THE EXERCISE
Output the data below in full, byte for byte. Nothing may differ.

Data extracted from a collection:
###
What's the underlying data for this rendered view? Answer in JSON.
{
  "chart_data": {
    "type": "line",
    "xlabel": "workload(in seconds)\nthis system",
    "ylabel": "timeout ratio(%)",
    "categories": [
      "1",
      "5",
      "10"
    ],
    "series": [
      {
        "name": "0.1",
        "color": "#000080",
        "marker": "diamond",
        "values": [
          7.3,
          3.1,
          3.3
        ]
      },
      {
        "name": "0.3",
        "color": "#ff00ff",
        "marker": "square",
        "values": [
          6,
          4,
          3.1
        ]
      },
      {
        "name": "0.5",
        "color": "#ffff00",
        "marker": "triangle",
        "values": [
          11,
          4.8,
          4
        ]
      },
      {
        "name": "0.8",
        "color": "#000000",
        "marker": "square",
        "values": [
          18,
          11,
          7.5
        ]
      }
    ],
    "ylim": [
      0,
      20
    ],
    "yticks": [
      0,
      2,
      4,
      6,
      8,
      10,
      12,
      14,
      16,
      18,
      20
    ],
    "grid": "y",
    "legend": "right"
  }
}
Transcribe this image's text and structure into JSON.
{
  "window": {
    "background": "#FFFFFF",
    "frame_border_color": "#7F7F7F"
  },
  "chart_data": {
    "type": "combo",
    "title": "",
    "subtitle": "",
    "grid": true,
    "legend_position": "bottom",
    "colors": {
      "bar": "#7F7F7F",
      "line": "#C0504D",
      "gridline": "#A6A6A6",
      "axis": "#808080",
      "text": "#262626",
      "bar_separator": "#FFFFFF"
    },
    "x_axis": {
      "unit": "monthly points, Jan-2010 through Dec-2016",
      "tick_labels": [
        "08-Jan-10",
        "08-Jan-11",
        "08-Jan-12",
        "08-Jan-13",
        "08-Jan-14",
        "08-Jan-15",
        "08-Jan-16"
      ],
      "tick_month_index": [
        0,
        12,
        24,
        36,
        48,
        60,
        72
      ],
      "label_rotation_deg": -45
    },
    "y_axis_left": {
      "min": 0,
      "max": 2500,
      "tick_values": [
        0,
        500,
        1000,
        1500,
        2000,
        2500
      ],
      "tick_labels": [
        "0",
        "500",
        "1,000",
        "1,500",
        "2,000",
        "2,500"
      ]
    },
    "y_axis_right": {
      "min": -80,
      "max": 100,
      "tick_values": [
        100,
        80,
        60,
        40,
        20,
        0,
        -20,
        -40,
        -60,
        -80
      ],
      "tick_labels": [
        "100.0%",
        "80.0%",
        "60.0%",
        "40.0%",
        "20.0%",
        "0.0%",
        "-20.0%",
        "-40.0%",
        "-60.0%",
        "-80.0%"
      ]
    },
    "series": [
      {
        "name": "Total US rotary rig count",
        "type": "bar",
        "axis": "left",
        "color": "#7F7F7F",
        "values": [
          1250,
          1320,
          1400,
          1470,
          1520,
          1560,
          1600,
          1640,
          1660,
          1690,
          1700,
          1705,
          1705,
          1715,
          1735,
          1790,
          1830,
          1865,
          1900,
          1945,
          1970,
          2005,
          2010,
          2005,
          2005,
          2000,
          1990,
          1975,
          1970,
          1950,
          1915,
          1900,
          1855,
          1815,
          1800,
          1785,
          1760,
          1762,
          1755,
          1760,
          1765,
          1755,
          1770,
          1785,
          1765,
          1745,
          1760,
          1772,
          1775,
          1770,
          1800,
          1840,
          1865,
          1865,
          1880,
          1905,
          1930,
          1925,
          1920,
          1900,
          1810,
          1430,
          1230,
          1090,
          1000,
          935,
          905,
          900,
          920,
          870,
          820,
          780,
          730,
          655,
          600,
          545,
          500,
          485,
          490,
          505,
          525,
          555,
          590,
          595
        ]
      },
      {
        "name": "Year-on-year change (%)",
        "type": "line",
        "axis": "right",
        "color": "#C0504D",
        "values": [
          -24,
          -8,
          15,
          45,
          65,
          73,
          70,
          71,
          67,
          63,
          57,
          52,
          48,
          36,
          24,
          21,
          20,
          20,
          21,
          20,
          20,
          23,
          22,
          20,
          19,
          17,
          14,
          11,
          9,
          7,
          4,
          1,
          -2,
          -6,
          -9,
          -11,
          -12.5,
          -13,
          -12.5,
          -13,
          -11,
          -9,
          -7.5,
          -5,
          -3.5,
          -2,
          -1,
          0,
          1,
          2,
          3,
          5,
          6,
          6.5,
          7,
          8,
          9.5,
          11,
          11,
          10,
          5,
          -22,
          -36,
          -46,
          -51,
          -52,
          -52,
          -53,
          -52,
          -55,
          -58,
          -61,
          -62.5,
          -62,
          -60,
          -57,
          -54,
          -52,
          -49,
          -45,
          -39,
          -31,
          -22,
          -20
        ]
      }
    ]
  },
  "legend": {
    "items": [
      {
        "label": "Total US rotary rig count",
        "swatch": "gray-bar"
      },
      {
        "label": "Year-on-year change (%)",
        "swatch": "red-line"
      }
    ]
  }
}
###
WRITTEN SOLUTION
What's the underlying data for this rendered view? Answer in JSON.
{
  "chart_data": {
    "type": "line",
    "xlabel": "workload(in seconds)\nthis system",
    "ylabel": "timeout ratio(%)",
    "categories": [
      "1",
      "5",
      "10"
    ],
    "series": [
      {
        "name": "0.1",
        "color": "#000080",
        "marker": "diamond",
        "values": [
          7.3,
          3.1,
          3.3
        ]
      },
      {
        "name": "0.3",
        "color": "#ff00ff",
        "marker": "square",
        "values": [
          6,
          4,
          3.1
        ]
      },
      {
        "name": "0.5",
        "color": "#ffff00",
        "marker": "triangle",
        "values": [
          11,
          4.8,
          4
        ]
      },
      {
        "name": "0.8",
        "color": "#000000",
        "marker": "square",
        "values": [
          18,
          11,
          7.5
        ]
      }
    ],
    "ylim": [
      0,
      20
    ],
    "yticks": [
      0,
      2,
      4,
      6,
      8,
      10,
      12,
      14,
      16,
      18,
      20
    ],
    "grid": "y",
    "legend": "right"
  }
}
Transcribe this image's text and structure into JSON.
{
  "window": {
    "background": "#FFFFFF",
    "frame_border_color": "#7F7F7F"
  },
  "chart_data": {
    "type": "combo",
    "title": "",
    "subtitle": "",
    "grid": true,
    "legend_position": "bottom",
    "colors": {
      "bar": "#7F7F7F",
      "line": "#C0504D",
      "gridline": "#A6A6A6",
      "axis": "#808080",
      "text": "#262626",
      "bar_separator": "#FFFFFF"
    },
    "x_axis": {
      "unit": "monthly points, Jan-2010 through Dec-2016",
      "tick_labels": [
        "08-Jan-10",
        "08-Jan-11",
        "08-Jan-12",
        "08-Jan-13",
        "08-Jan-14",
        "08-Jan-15",
        "08-Jan-16"
      ],
      "tick_month_index": [
        0,
        12,
        24,
        36,
        48,
        60,
        72
      ],
      "label_rotation_deg": -45
    },
    "y_axis_left": {
      "min": 0,
      "max": 2500,
      "tick_values": [
        0,
        500,
        1000,
        1500,
        2000,
        2500
      ],
      "tick_labels": [
        "0",
        "500",
        "1,000",
        "1,500",
        "2,000",
        "2,500"
      ]
    },
    "y_axis_right": {
      "min": -80,
      "max": 100,
      "tick_values": [
        100,
        80,
        60,
        40,
        20,
        0,
        -20,
        -40,
        -60,
        -80
      ],
      "tick_labels": [
        "100.0%",
        "80.0%",
        "60.0%",
        "40.0%",
        "20.0%",
        "0.0%",
        "-20.0%",
        "-40.0%",
        "-60.0%",
        "-80.0%"
      ]
    },
    "series": [
      {
        "name": "Total US rotary rig count",
        "type": "bar",
        "axis": "left",
        "color": "#7F7F7F",
        "values": [
          1250,
          1320,
          1400,
          1470,
          1520,
          1560,
          1600,
          1640,
          1660,
          1690,
          1700,
          1705,
          1705,
          1715,
          1735,
          1790,
          1830,
          1865,
          1900,
          1945,
          1970,
          2005,
          2010,
          2005,
          2005,
          2000,
          1990,
          1975,
          1970,
          1950,
          1915,
          1900,
          1855,
          1815,
          1800,
          1785,
          1760,
          1762,
          1755,
          1760,
          1765,
          1755,
          1770,
          1785,
          1765,
          1745,
          1760,
          1772,
          1775,
          1770,
          1800,
          1840,
          1865,
          1865,
          1880,
          1905,
          1930,
          1925,
          1920,
          1900,
          1810,
          1430,
          1230,
          1090,
          1000,
          935,
          905,
          900,
          920,
          870,
          820,
          780,
          730,
          655,
          600,
          545,
          500,
          485,
          490,
          505,
          525,
          555,
          590,
          595
        ]
      },
      {
        "name": "Year-on-year change (%)",
        "type": "line",
        "axis": "right",
        "color": "#C0504D",
        "values": [
          -24,
          -8,
          15,
          45,
          65,
          73,
          70,
          71,
          67,
          63,
          57,
          52,
          48,
          36,
          24,
          21,
          20,
          20,
          21,
          20,
          20,
          23,
          22,
          20,
          19,
          17,
          14,
          11,
          9,
          7,
          4,
          1,
          -2,
          -6,
          -9,
          -11,
          -12.5,
          -13,
          -12.5,
          -13,
          -11,
          -9,
          -7.5,
          -5,
          -3.5,
          -2,
          -1,
          0,
          1,
          2,
          3,
          5,
          6,
          6.5,
          7,
          8,
          9.5,
          11,
          11,
          10,
          5,
          -22,
          -36,
          -46,
          -51,
          -52,
          -52,
          -53,
          -52,
          -55,
          -58,
          -61,
          -62.5,
          -62,
          -60,
          -57,
          -54,
          -52,
          -49,
          -45,
          -39,
          -31,
          -22,
          -20
        ]
      }
    ]
  },
  "legend": {
    "items": [
      {
        "label": "Total US rotary rig count",
        "swatch": "gray-bar"
      },
      {
        "label": "Year-on-year change (%)",
        "swatch": "red-line"
      }
    ]
  }
}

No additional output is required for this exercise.